Data items
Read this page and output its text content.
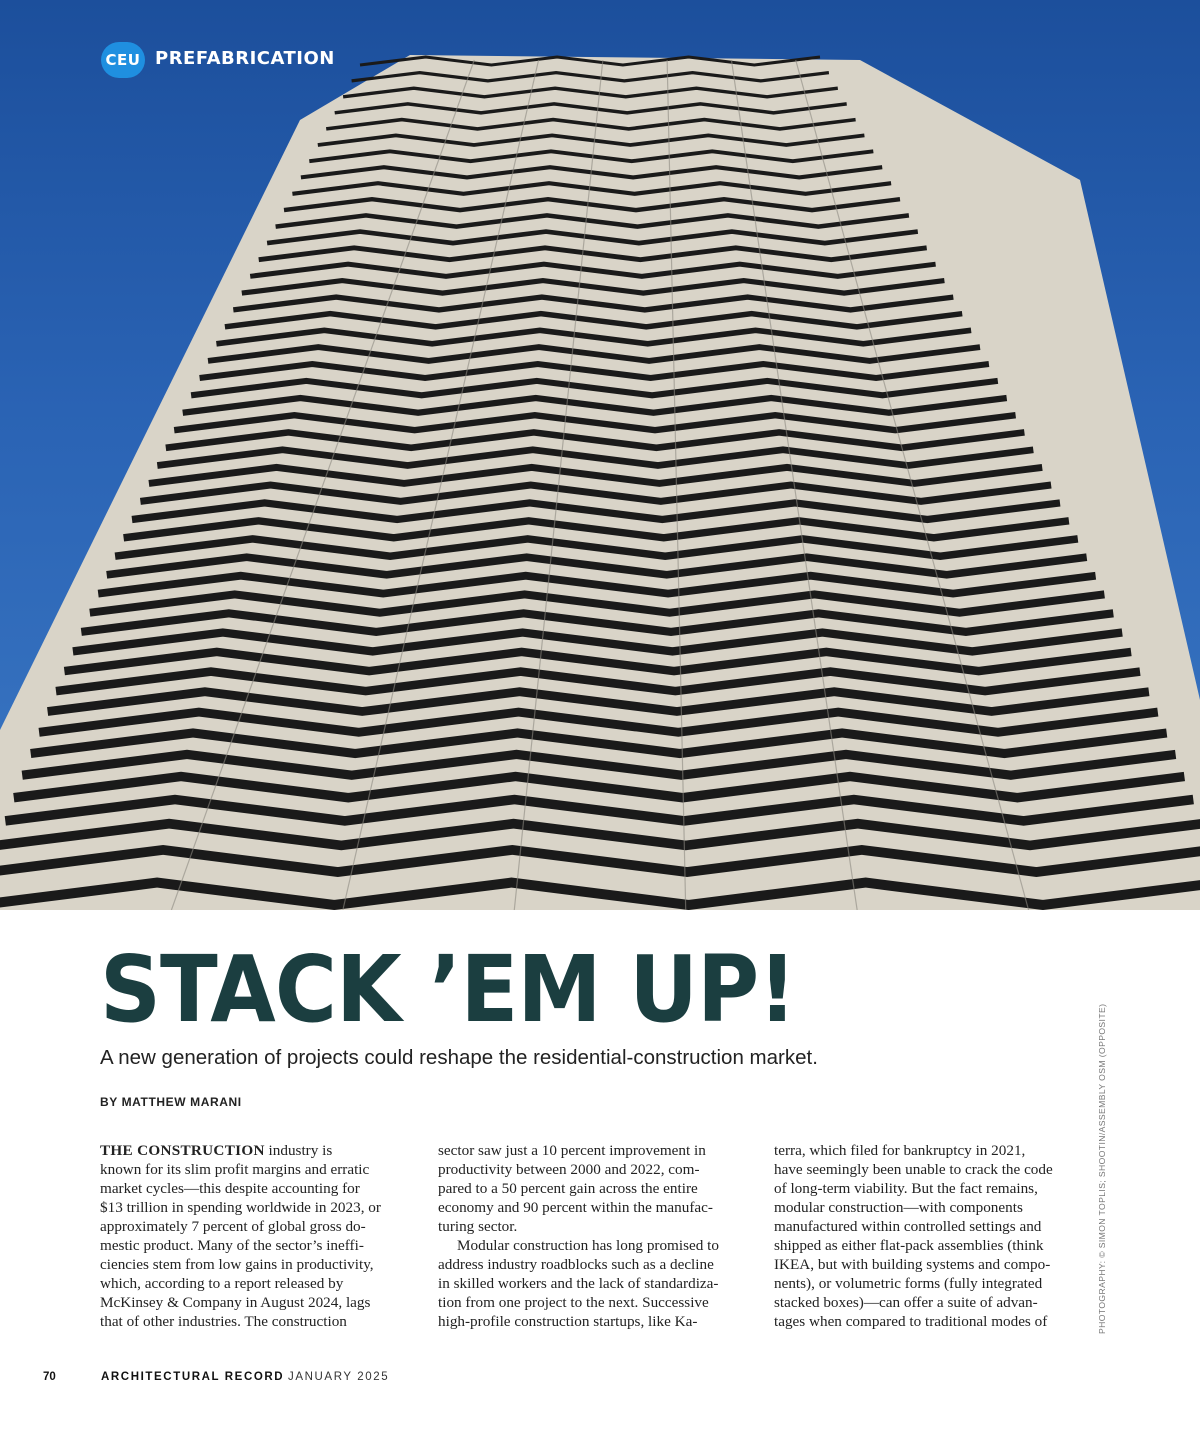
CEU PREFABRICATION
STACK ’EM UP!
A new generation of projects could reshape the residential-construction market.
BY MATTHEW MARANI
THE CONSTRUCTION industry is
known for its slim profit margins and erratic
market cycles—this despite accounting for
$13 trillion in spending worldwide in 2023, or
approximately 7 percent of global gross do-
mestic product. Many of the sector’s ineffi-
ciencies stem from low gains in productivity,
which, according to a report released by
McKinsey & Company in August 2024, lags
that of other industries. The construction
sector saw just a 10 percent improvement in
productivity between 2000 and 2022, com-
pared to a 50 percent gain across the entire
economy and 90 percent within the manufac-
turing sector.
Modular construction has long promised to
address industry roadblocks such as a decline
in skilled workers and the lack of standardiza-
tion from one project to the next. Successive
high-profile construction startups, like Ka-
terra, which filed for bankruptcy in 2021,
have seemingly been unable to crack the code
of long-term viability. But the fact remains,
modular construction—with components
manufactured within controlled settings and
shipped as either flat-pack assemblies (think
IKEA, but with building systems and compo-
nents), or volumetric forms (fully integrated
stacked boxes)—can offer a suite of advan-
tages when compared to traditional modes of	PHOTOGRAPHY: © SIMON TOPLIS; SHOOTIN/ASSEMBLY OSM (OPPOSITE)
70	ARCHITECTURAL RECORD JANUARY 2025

Task:
Your task is to transcribe all of the records precisely, with no images included.

Answer to this exercise:
Read this page and output its text content.
CEU PREFABRICATION
STACK ’EM UP!
A new generation of projects could reshape the residential-construction market.
BY MATTHEW MARANI
THE CONSTRUCTION industry is
known for its slim profit margins and erratic
market cycles—this despite accounting for
$13 trillion in spending worldwide in 2023, or
approximately 7 percent of global gross do-
mestic product. Many of the sector’s ineffi-
ciencies stem from low gains in productivity,
which, according to a report released by
McKinsey & Company in August 2024, lags
that of other industries. The construction
sector saw just a 10 percent improvement in
productivity between 2000 and 2022, com-
pared to a 50 percent gain across the entire
economy and 90 percent within the manufac-
turing sector.
Modular construction has long promised to
address industry roadblocks such as a decline
in skilled workers and the lack of standardiza-
tion from one project to the next. Successive
high-profile construction startups, like Ka-
terra, which filed for bankruptcy in 2021,
have seemingly been unable to crack the code
of long-term viability. But the fact remains,
modular construction—with components
manufactured within controlled settings and
shipped as either flat-pack assemblies (think
IKEA, but with building systems and compo-
nents), or volumetric forms (fully integrated
stacked boxes)—can offer a suite of advan-
tages when compared to traditional modes of	PHOTOGRAPHY: © SIMON TOPLIS; SHOOTIN/ASSEMBLY OSM (OPPOSITE)
70	ARCHITECTURAL RECORD JANUARY 2025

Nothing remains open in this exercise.